> WRITTEN INSTRUCTION
Retype the material word for word.

::::::::::

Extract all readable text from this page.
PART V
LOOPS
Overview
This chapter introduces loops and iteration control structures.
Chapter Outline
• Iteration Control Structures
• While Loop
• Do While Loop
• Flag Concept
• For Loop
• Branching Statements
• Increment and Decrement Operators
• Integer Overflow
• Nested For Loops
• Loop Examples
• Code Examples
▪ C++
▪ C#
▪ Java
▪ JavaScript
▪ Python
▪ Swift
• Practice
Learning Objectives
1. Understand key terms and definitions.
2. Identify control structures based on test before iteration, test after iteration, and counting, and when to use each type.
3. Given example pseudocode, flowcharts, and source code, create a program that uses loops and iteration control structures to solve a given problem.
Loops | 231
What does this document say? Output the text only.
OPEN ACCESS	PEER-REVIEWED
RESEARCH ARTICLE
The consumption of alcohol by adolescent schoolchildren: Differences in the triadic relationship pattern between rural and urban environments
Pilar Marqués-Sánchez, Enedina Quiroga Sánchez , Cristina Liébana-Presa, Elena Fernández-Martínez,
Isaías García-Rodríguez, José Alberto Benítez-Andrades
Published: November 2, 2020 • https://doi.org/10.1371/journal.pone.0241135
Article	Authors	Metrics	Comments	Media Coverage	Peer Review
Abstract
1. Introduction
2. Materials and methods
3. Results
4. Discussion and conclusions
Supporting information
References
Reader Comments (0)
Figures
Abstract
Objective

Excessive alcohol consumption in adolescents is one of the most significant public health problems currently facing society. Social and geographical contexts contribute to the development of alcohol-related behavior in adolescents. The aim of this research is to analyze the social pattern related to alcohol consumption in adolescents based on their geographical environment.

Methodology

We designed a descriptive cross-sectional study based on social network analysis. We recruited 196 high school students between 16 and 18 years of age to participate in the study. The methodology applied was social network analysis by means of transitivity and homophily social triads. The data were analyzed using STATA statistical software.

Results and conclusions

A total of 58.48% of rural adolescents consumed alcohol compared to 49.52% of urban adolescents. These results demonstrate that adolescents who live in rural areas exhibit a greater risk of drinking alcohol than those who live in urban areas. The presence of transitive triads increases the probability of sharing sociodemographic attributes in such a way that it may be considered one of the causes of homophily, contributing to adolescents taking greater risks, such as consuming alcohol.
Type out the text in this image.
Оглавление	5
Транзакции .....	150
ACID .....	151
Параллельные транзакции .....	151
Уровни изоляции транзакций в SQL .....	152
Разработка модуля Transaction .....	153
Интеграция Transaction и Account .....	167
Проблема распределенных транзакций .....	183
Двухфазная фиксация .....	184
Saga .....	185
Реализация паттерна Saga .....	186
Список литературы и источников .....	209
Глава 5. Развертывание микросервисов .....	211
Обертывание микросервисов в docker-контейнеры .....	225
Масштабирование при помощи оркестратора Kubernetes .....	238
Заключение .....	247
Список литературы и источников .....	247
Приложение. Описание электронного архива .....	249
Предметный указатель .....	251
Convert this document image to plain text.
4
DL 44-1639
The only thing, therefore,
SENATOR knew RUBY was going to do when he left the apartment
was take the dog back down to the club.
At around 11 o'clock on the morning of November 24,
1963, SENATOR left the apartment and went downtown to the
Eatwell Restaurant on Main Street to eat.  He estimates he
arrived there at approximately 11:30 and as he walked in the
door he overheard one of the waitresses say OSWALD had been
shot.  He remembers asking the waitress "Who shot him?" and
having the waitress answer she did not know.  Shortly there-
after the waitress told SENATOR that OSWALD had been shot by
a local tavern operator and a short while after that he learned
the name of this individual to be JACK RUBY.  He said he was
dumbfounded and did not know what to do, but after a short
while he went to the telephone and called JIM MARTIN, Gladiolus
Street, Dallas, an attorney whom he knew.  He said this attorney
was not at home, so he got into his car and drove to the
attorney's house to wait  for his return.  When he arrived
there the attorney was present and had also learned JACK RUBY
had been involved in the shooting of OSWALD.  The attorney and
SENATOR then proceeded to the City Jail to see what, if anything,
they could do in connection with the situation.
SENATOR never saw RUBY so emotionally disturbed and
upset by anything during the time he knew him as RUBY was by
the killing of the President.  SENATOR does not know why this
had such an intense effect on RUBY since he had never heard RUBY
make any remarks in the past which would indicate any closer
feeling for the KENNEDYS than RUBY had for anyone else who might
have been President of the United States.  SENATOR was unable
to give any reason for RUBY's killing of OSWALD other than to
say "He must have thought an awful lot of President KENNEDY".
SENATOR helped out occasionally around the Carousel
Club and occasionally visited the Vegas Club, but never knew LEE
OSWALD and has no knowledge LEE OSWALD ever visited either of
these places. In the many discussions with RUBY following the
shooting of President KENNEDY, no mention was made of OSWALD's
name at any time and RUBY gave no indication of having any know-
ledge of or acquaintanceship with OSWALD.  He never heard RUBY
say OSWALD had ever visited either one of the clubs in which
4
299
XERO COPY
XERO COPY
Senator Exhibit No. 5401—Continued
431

::::::::::

> SOLUTION TO THIS PROBLEM
Extract all readable text from this page.
PART V
LOOPS
Overview
This chapter introduces loops and iteration control structures.
Chapter Outline
• Iteration Control Structures
• While Loop
• Do While Loop
• Flag Concept
• For Loop
• Branching Statements
• Increment and Decrement Operators
• Integer Overflow
• Nested For Loops
• Loop Examples
• Code Examples
▪ C++
▪ C#
▪ Java
▪ JavaScript
▪ Python
▪ Swift
• Practice
Learning Objectives
1. Understand key terms and definitions.
2. Identify control structures based on test before iteration, test after iteration, and counting, and when to use each type.
3. Given example pseudocode, flowcharts, and source code, create a program that uses loops and iteration control structures to solve a given problem.
Loops | 231
What does this document say? Output the text only.
OPEN ACCESS	PEER-REVIEWED
RESEARCH ARTICLE
The consumption of alcohol by adolescent schoolchildren: Differences in the triadic relationship pattern between rural and urban environments
Pilar Marqués-Sánchez, Enedina Quiroga Sánchez , Cristina Liébana-Presa, Elena Fernández-Martínez,
Isaías García-Rodríguez, José Alberto Benítez-Andrades
Published: November 2, 2020 • https://doi.org/10.1371/journal.pone.0241135
Article	Authors	Metrics	Comments	Media Coverage	Peer Review
Abstract
1. Introduction
2. Materials and methods
3. Results
4. Discussion and conclusions
Supporting information
References
Reader Comments (0)
Figures
Abstract
Objective

Excessive alcohol consumption in adolescents is one of the most significant public health problems currently facing society. Social and geographical contexts contribute to the development of alcohol-related behavior in adolescents. The aim of this research is to analyze the social pattern related to alcohol consumption in adolescents based on their geographical environment.

Methodology

We designed a descriptive cross-sectional study based on social network analysis. We recruited 196 high school students between 16 and 18 years of age to participate in the study. The methodology applied was social network analysis by means of transitivity and homophily social triads. The data were analyzed using STATA statistical software.

Results and conclusions

A total of 58.48% of rural adolescents consumed alcohol compared to 49.52% of urban adolescents. These results demonstrate that adolescents who live in rural areas exhibit a greater risk of drinking alcohol than those who live in urban areas. The presence of transitive triads increases the probability of sharing sociodemographic attributes in such a way that it may be considered one of the causes of homophily, contributing to adolescents taking greater risks, such as consuming alcohol.
Type out the text in this image.
Оглавление	5
Транзакции .....	150
ACID .....	151
Параллельные транзакции .....	151
Уровни изоляции транзакций в SQL .....	152
Разработка модуля Transaction .....	153
Интеграция Transaction и Account .....	167
Проблема распределенных транзакций .....	183
Двухфазная фиксация .....	184
Saga .....	185
Реализация паттерна Saga .....	186
Список литературы и источников .....	209
Глава 5. Развертывание микросервисов .....	211
Обертывание микросервисов в docker-контейнеры .....	225
Масштабирование при помощи оркестратора Kubernetes .....	238
Заключение .....	247
Список литературы и источников .....	247
Приложение. Описание электронного архива .....	249
Предметный указатель .....	251
Convert this document image to plain text.
4
DL 44-1639
The only thing, therefore,
SENATOR knew RUBY was going to do when he left the apartment
was take the dog back down to the club.
At around 11 o'clock on the morning of November 24,
1963, SENATOR left the apartment and went downtown to the
Eatwell Restaurant on Main Street to eat.  He estimates he
arrived there at approximately 11:30 and as he walked in the
door he overheard one of the waitresses say OSWALD had been
shot.  He remembers asking the waitress "Who shot him?" and
having the waitress answer she did not know.  Shortly there-
after the waitress told SENATOR that OSWALD had been shot by
a local tavern operator and a short while after that he learned
the name of this individual to be JACK RUBY.  He said he was
dumbfounded and did not know what to do, but after a short
while he went to the telephone and called JIM MARTIN, Gladiolus
Street, Dallas, an attorney whom he knew.  He said this attorney
was not at home, so he got into his car and drove to the
attorney's house to wait  for his return.  When he arrived
there the attorney was present and had also learned JACK RUBY
had been involved in the shooting of OSWALD.  The attorney and
SENATOR then proceeded to the City Jail to see what, if anything,
they could do in connection with the situation.
SENATOR never saw RUBY so emotionally disturbed and
upset by anything during the time he knew him as RUBY was by
the killing of the President.  SENATOR does not know why this
had such an intense effect on RUBY since he had never heard RUBY
make any remarks in the past which would indicate any closer
feeling for the KENNEDYS than RUBY had for anyone else who might
have been President of the United States.  SENATOR was unable
to give any reason for RUBY's killing of OSWALD other than to
say "He must have thought an awful lot of President KENNEDY".
SENATOR helped out occasionally around the Carousel
Club and occasionally visited the Vegas Club, but never knew LEE
OSWALD and has no knowledge LEE OSWALD ever visited either of
these places. In the many discussions with RUBY following the
shooting of President KENNEDY, no mention was made of OSWALD's
name at any time and RUBY gave no indication of having any know-
ledge of or acquaintanceship with OSWALD.  He never heard RUBY
say OSWALD had ever visited either one of the clubs in which
4
299
XERO COPY
XERO COPY
Senator Exhibit No. 5401—Continued
431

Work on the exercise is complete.